Entries -
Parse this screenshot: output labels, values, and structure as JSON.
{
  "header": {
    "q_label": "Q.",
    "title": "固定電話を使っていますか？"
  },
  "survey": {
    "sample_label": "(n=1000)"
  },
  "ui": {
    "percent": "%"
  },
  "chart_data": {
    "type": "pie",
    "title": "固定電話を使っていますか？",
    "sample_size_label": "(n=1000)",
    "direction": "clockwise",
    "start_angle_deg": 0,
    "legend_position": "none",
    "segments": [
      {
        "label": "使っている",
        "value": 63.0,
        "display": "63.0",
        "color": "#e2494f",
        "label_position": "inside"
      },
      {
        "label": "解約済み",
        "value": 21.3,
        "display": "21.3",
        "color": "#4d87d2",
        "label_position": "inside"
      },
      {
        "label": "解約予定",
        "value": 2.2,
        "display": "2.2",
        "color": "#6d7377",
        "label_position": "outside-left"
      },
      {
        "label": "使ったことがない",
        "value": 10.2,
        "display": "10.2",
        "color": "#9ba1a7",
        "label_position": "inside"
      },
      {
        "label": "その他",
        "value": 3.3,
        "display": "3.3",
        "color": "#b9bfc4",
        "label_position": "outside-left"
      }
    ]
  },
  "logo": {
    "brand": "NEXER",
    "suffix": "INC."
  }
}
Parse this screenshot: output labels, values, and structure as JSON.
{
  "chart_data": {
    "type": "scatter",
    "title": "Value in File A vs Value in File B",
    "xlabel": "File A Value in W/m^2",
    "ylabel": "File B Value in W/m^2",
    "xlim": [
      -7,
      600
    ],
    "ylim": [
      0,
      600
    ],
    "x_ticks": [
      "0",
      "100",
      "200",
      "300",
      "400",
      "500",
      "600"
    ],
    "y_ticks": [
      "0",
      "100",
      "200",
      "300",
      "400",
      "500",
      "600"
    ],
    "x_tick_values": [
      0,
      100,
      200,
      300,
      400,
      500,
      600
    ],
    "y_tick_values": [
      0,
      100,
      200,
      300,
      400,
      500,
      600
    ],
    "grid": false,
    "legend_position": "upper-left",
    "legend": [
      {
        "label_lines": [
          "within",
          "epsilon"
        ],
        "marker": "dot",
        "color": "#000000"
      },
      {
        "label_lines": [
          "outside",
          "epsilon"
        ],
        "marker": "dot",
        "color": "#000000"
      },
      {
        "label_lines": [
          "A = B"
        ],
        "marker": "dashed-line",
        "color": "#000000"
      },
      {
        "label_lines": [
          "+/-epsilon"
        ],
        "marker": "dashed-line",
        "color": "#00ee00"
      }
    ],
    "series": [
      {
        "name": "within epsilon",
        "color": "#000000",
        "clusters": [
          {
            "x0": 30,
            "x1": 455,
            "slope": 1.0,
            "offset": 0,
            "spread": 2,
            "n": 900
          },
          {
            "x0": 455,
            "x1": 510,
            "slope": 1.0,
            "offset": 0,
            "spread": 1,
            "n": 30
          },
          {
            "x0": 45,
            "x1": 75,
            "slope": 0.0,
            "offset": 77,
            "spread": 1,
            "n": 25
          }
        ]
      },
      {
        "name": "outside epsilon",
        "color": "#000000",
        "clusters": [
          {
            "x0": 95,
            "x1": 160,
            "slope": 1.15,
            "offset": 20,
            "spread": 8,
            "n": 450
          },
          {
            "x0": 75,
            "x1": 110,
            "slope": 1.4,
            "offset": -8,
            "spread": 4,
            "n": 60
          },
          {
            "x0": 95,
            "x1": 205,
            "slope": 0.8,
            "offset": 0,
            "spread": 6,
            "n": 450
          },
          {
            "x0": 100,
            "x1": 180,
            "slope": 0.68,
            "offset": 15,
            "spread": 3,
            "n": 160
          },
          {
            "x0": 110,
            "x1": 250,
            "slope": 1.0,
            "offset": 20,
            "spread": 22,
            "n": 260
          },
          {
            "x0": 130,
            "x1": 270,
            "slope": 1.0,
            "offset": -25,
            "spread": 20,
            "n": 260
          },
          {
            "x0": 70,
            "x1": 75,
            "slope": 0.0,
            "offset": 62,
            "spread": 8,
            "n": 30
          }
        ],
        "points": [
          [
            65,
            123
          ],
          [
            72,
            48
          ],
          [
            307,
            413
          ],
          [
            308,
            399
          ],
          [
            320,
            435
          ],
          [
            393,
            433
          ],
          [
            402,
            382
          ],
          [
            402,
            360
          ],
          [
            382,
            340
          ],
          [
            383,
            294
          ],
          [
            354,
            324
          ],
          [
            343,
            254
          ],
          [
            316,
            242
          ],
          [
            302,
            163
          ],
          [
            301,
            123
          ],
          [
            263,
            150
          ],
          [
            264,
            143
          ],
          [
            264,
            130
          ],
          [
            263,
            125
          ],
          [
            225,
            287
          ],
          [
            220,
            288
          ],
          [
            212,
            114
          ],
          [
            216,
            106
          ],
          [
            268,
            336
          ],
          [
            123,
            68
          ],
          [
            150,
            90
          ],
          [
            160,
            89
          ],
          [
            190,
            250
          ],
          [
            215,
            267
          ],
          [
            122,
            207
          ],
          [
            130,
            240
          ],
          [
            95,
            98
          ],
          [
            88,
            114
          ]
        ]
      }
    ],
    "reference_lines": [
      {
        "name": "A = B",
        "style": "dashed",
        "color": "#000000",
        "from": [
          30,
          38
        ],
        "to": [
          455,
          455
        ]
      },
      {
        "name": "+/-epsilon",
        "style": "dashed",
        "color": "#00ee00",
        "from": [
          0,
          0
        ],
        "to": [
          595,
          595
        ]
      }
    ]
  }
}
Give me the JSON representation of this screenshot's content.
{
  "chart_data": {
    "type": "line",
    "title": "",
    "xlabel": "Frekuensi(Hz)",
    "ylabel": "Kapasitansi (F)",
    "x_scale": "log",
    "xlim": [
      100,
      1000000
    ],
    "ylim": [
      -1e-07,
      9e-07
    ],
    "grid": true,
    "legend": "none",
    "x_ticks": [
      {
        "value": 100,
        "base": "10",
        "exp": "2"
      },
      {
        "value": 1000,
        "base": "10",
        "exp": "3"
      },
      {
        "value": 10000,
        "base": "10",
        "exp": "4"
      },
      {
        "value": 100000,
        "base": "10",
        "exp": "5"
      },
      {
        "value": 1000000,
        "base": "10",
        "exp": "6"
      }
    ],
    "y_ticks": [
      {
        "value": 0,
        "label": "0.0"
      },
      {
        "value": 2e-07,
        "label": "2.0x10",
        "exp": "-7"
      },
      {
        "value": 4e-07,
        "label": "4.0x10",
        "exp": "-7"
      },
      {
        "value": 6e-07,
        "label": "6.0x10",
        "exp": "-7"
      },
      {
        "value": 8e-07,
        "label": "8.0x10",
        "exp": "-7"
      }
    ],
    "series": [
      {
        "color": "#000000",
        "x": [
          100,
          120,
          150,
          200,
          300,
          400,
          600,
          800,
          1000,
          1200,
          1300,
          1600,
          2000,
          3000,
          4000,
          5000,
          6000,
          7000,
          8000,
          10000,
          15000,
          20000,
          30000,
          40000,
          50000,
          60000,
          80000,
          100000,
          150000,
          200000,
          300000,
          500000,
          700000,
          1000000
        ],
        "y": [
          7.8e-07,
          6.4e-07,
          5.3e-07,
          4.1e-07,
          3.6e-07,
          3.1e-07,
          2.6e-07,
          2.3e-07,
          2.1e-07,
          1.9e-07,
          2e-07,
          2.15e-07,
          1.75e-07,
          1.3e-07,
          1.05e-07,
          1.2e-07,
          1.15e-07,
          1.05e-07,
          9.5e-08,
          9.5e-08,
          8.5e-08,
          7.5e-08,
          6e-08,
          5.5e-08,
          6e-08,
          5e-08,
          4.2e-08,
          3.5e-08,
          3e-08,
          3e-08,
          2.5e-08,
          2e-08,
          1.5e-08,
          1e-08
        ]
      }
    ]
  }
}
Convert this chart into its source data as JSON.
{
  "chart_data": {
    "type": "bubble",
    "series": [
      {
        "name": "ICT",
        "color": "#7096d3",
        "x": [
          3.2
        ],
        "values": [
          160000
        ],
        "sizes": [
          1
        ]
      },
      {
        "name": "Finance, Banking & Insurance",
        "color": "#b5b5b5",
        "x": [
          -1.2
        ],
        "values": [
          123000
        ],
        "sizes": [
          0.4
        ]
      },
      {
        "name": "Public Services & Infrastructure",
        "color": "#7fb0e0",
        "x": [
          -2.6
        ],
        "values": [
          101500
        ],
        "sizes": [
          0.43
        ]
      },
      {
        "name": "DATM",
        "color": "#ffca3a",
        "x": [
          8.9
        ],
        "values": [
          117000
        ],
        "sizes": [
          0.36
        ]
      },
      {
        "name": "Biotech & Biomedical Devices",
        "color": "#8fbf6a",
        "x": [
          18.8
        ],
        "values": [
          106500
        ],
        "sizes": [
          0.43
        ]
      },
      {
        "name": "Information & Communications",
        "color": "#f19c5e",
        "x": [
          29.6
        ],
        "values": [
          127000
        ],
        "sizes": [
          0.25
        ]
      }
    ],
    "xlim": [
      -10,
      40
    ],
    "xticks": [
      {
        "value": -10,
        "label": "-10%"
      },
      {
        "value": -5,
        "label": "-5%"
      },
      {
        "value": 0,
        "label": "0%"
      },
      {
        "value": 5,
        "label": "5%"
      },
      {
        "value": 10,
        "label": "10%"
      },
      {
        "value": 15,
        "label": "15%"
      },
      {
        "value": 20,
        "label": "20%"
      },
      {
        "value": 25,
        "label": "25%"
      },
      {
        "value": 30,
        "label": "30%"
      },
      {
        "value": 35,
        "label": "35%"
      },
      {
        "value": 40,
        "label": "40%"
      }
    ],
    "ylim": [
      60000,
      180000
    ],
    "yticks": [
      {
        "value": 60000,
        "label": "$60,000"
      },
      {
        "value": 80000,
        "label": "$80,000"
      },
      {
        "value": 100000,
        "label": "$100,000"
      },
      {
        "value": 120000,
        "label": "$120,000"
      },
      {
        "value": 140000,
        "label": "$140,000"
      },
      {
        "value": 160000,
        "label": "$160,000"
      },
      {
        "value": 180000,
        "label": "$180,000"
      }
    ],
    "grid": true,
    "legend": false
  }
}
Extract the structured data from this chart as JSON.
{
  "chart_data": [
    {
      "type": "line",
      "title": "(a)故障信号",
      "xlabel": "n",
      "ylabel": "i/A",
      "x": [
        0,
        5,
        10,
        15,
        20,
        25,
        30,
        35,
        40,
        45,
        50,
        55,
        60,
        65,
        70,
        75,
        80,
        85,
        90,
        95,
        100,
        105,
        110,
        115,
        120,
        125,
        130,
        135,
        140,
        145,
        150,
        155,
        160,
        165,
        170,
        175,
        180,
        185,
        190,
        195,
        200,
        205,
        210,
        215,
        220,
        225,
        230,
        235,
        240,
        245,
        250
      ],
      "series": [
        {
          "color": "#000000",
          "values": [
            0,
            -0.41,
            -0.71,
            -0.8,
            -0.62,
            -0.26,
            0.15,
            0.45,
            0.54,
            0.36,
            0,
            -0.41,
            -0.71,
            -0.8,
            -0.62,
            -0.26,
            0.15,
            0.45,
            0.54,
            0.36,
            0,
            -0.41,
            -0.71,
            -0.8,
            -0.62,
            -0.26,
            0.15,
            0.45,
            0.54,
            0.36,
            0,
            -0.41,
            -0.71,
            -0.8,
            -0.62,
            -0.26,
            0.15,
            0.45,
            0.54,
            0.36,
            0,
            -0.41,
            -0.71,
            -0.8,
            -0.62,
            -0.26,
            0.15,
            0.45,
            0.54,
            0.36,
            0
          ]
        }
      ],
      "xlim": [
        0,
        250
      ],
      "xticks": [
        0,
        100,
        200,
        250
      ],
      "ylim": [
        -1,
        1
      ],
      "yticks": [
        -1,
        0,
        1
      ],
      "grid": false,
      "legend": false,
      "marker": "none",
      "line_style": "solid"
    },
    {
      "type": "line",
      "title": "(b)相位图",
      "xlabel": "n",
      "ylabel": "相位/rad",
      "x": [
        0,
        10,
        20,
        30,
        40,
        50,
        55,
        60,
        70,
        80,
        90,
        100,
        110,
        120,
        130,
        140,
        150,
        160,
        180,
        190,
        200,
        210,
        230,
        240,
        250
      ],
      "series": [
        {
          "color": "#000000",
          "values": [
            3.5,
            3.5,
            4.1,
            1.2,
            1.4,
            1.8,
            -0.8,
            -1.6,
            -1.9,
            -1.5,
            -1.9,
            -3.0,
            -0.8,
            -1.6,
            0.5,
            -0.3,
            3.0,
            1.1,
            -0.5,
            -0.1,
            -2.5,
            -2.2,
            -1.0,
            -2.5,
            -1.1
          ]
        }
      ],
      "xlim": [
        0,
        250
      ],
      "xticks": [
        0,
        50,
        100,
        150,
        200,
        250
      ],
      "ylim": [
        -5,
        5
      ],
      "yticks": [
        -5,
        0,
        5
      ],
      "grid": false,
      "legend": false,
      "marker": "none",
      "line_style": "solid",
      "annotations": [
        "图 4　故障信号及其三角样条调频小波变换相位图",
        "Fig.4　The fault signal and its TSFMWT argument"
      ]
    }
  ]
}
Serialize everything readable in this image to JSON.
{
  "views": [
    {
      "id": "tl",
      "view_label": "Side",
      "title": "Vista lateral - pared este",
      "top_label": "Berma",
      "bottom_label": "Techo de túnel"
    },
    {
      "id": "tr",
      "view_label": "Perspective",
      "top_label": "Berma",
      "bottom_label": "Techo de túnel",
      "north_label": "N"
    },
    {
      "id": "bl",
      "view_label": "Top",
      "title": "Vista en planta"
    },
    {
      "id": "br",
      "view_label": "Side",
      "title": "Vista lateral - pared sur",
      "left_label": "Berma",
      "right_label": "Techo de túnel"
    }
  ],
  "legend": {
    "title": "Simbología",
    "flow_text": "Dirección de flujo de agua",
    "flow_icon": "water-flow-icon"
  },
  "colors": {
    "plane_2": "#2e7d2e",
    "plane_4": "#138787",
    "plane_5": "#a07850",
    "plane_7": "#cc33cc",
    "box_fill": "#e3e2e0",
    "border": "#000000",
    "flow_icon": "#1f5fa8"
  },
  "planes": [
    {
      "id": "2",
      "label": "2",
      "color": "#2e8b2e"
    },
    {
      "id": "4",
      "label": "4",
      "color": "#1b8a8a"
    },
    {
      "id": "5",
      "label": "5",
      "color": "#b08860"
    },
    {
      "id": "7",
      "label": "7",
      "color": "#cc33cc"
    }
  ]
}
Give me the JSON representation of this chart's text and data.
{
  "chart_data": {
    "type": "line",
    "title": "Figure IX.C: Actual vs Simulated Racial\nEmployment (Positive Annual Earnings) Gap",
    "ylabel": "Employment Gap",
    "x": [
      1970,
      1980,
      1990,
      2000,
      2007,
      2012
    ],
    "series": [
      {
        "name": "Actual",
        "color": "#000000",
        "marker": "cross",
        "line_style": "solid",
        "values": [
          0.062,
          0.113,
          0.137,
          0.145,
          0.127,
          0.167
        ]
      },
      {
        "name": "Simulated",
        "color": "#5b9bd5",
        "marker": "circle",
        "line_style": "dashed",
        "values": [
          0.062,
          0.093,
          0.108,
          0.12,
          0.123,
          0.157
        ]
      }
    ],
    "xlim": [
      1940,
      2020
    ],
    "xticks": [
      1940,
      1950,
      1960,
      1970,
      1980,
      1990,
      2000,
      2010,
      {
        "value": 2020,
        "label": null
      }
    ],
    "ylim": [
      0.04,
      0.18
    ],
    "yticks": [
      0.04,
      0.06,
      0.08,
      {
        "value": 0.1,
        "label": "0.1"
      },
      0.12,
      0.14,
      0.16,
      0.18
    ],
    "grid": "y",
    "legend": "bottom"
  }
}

Exercise instructions - Using the listing, copy every line where the word "this" shows up.

Solution -
Parse this screenshot: output labels, values, and structure as JSON.
Parse this screenshot: output labels, values, and structure as JSON.
Give me the JSON representation of this screenshot's content.
Convert this chart into its source data as JSON.
Extract the structured data from this chart as JSON.
Serialize everything readable in this image to JSON.
Give me the JSON representation of this chart's text and data.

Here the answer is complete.